Below is some material; set it all down exactly, apart from the pictures.
* start SUPPLIED MATERIAL *
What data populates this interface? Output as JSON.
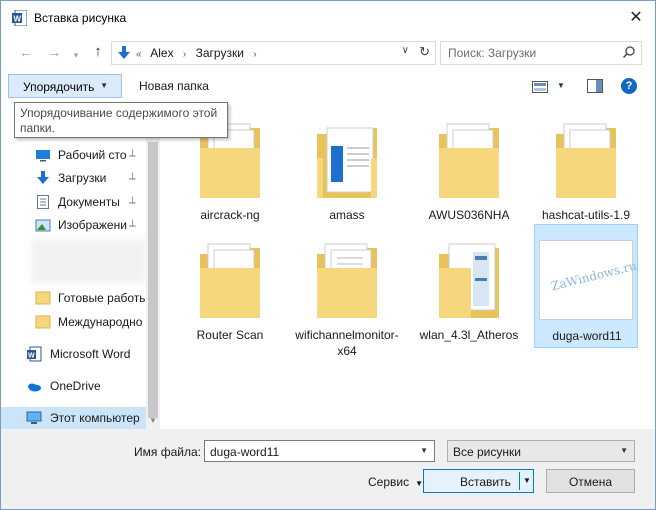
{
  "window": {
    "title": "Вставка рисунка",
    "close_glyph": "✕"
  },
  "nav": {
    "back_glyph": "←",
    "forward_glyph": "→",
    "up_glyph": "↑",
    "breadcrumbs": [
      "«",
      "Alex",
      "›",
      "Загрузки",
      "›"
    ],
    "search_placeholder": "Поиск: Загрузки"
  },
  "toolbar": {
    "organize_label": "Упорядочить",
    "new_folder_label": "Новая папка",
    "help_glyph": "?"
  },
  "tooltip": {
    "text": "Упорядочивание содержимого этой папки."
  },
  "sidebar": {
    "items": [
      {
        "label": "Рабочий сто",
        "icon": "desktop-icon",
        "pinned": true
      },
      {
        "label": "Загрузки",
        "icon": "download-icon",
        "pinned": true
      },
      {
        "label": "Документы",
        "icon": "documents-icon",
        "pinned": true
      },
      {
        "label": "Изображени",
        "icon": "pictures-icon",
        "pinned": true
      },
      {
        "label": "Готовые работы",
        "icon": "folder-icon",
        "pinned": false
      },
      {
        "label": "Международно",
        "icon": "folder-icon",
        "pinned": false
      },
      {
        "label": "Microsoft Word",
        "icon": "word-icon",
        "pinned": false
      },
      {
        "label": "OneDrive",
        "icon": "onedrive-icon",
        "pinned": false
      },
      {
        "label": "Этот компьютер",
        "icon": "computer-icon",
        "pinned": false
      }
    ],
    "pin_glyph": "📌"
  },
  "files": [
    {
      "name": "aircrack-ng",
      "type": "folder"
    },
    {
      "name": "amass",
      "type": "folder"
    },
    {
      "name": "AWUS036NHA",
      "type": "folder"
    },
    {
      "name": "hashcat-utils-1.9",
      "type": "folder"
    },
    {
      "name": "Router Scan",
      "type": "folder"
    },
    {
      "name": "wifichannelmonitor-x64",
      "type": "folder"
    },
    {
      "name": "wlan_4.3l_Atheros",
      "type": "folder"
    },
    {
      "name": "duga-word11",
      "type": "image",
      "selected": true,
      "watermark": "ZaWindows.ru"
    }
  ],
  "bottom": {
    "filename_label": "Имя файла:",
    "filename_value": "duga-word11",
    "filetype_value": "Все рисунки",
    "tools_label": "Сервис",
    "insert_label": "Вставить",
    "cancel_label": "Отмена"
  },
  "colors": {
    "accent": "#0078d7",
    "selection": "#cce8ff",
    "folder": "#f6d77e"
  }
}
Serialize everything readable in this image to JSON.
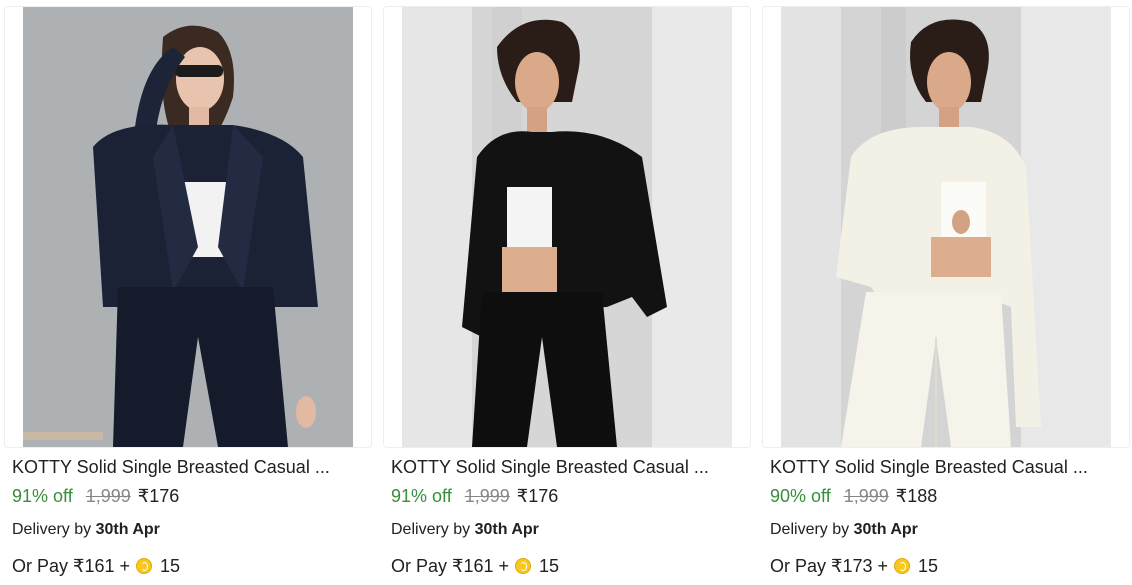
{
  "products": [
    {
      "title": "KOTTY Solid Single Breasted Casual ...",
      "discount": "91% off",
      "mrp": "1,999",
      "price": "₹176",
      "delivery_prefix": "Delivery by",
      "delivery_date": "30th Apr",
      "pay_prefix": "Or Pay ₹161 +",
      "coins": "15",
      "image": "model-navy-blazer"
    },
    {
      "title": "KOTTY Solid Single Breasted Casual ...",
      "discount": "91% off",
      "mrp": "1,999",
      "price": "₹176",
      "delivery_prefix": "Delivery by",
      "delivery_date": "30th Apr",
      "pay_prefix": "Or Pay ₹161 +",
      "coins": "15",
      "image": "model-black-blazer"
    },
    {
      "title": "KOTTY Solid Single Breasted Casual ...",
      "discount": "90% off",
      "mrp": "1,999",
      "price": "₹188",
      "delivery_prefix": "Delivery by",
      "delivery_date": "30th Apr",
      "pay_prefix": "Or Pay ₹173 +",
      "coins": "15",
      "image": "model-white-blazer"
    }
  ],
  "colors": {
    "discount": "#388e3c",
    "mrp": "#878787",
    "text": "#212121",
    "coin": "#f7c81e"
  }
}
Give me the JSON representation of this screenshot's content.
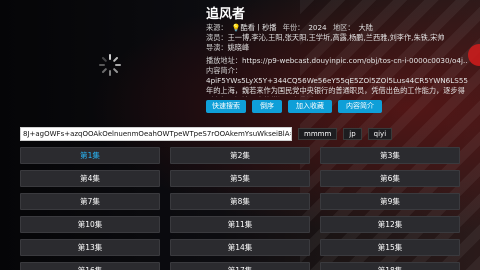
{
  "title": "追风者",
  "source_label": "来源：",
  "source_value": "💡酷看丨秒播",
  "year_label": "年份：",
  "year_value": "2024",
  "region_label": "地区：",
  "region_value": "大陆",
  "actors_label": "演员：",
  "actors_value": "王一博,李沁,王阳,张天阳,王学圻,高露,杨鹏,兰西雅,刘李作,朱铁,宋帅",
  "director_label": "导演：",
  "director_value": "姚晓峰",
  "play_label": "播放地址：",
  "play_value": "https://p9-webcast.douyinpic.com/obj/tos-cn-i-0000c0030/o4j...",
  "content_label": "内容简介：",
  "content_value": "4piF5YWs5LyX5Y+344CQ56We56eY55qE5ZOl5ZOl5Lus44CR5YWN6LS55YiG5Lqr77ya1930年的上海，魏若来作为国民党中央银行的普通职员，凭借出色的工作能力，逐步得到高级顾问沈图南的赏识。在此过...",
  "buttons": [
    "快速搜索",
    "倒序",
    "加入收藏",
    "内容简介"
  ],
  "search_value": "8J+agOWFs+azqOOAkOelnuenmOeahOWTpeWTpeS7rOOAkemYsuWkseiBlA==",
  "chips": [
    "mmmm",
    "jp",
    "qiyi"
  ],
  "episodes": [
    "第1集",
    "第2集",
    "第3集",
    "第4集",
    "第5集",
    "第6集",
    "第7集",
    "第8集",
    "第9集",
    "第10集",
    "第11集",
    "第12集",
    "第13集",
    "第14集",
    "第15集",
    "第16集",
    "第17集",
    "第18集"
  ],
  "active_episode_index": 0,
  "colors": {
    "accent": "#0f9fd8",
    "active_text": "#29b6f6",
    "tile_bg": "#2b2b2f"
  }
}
* end SUPPLIED MATERIAL *
### TASK RESPONSE
What data populates this interface? Output as JSON.
{
  "window": {
    "title": "Вставка рисунка",
    "close_glyph": "✕"
  },
  "nav": {
    "back_glyph": "←",
    "forward_glyph": "→",
    "up_glyph": "↑",
    "breadcrumbs": [
      "«",
      "Alex",
      "›",
      "Загрузки",
      "›"
    ],
    "search_placeholder": "Поиск: Загрузки"
  },
  "toolbar": {
    "organize_label": "Упорядочить",
    "new_folder_label": "Новая папка",
    "help_glyph": "?"
  },
  "tooltip": {
    "text": "Упорядочивание содержимого этой папки."
  },
  "sidebar": {
    "items": [
      {
        "label": "Рабочий сто",
        "icon": "desktop-icon",
        "pinned": true
      },
      {
        "label": "Загрузки",
        "icon": "download-icon",
        "pinned": true
      },
      {
        "label": "Документы",
        "icon": "documents-icon",
        "pinned": true
      },
      {
        "label": "Изображени",
        "icon": "pictures-icon",
        "pinned": true
      },
      {
        "label": "Готовые работы",
        "icon": "folder-icon",
        "pinned": false
      },
      {
        "label": "Международно",
        "icon": "folder-icon",
        "pinned": false
      },
      {
        "label": "Microsoft Word",
        "icon": "word-icon",
        "pinned": false
      },
      {
        "label": "OneDrive",
        "icon": "onedrive-icon",
        "pinned": false
      },
      {
        "label": "Этот компьютер",
        "icon": "computer-icon",
        "pinned": false
      }
    ],
    "pin_glyph": "📌"
  },
  "files": [
    {
      "name": "aircrack-ng",
      "type": "folder"
    },
    {
      "name": "amass",
      "type": "folder"
    },
    {
      "name": "AWUS036NHA",
      "type": "folder"
    },
    {
      "name": "hashcat-utils-1.9",
      "type": "folder"
    },
    {
      "name": "Router Scan",
      "type": "folder"
    },
    {
      "name": "wifichannelmonitor-x64",
      "type": "folder"
    },
    {
      "name": "wlan_4.3l_Atheros",
      "type": "folder"
    },
    {
      "name": "duga-word11",
      "type": "image",
      "selected": true,
      "watermark": "ZaWindows.ru"
    }
  ],
  "bottom": {
    "filename_label": "Имя файла:",
    "filename_value": "duga-word11",
    "filetype_value": "Все рисунки",
    "tools_label": "Сервис",
    "insert_label": "Вставить",
    "cancel_label": "Отмена"
  },
  "colors": {
    "accent": "#0078d7",
    "selection": "#cce8ff",
    "folder": "#f6d77e"
  }
}
Serialize everything readable in this image to JSON.
{
  "products": [
    {
      "title": "KOTTY Solid Single Breasted Casual ...",
      "discount": "91% off",
      "mrp": "1,999",
      "price": "₹176",
      "delivery_prefix": "Delivery by",
      "delivery_date": "30th Apr",
      "pay_prefix": "Or Pay ₹161 +",
      "coins": "15",
      "image": "model-navy-blazer"
    },
    {
      "title": "KOTTY Solid Single Breasted Casual ...",
      "discount": "91% off",
      "mrp": "1,999",
      "price": "₹176",
      "delivery_prefix": "Delivery by",
      "delivery_date": "30th Apr",
      "pay_prefix": "Or Pay ₹161 +",
      "coins": "15",
      "image": "model-black-blazer"
    },
    {
      "title": "KOTTY Solid Single Breasted Casual ...",
      "discount": "90% off",
      "mrp": "1,999",
      "price": "₹188",
      "delivery_prefix": "Delivery by",
      "delivery_date": "30th Apr",
      "pay_prefix": "Or Pay ₹173 +",
      "coins": "15",
      "image": "model-white-blazer"
    }
  ],
  "colors": {
    "discount": "#388e3c",
    "mrp": "#878787",
    "text": "#212121",
    "coin": "#f7c81e"
  }
}
Give me the JSON representation of this screenshot's content.
{
  "title": "追风者",
  "source_label": "来源：",
  "source_value": "💡酷看丨秒播",
  "year_label": "年份：",
  "year_value": "2024",
  "region_label": "地区：",
  "region_value": "大陆",
  "actors_label": "演员：",
  "actors_value": "王一博,李沁,王阳,张天阳,王学圻,高露,杨鹏,兰西雅,刘李作,朱铁,宋帅",
  "director_label": "导演：",
  "director_value": "姚晓峰",
  "play_label": "播放地址：",
  "play_value": "https://p9-webcast.douyinpic.com/obj/tos-cn-i-0000c0030/o4j...",
  "content_label": "内容简介：",
  "content_value": "4piF5YWs5LyX5Y+344CQ56We56eY55qE5ZOl5ZOl5Lus44CR5YWN6LS55YiG5Lqr77ya1930年的上海，魏若来作为国民党中央银行的普通职员，凭借出色的工作能力，逐步得到高级顾问沈图南的赏识。在此过...",
  "buttons": [
    "快速搜索",
    "倒序",
    "加入收藏",
    "内容简介"
  ],
  "search_value": "8J+agOWFs+azqOOAkOelnuenmOeahOWTpeWTpeS7rOOAkemYsuWkseiBlA==",
  "chips": [
    "mmmm",
    "jp",
    "qiyi"
  ],
  "episodes": [
    "第1集",
    "第2集",
    "第3集",
    "第4集",
    "第5集",
    "第6集",
    "第7集",
    "第8集",
    "第9集",
    "第10集",
    "第11集",
    "第12集",
    "第13集",
    "第14集",
    "第15集",
    "第16集",
    "第17集",
    "第18集"
  ],
  "active_episode_index": 0,
  "colors": {
    "accent": "#0f9fd8",
    "active_text": "#29b6f6",
    "tile_bg": "#2b2b2f"
  }
}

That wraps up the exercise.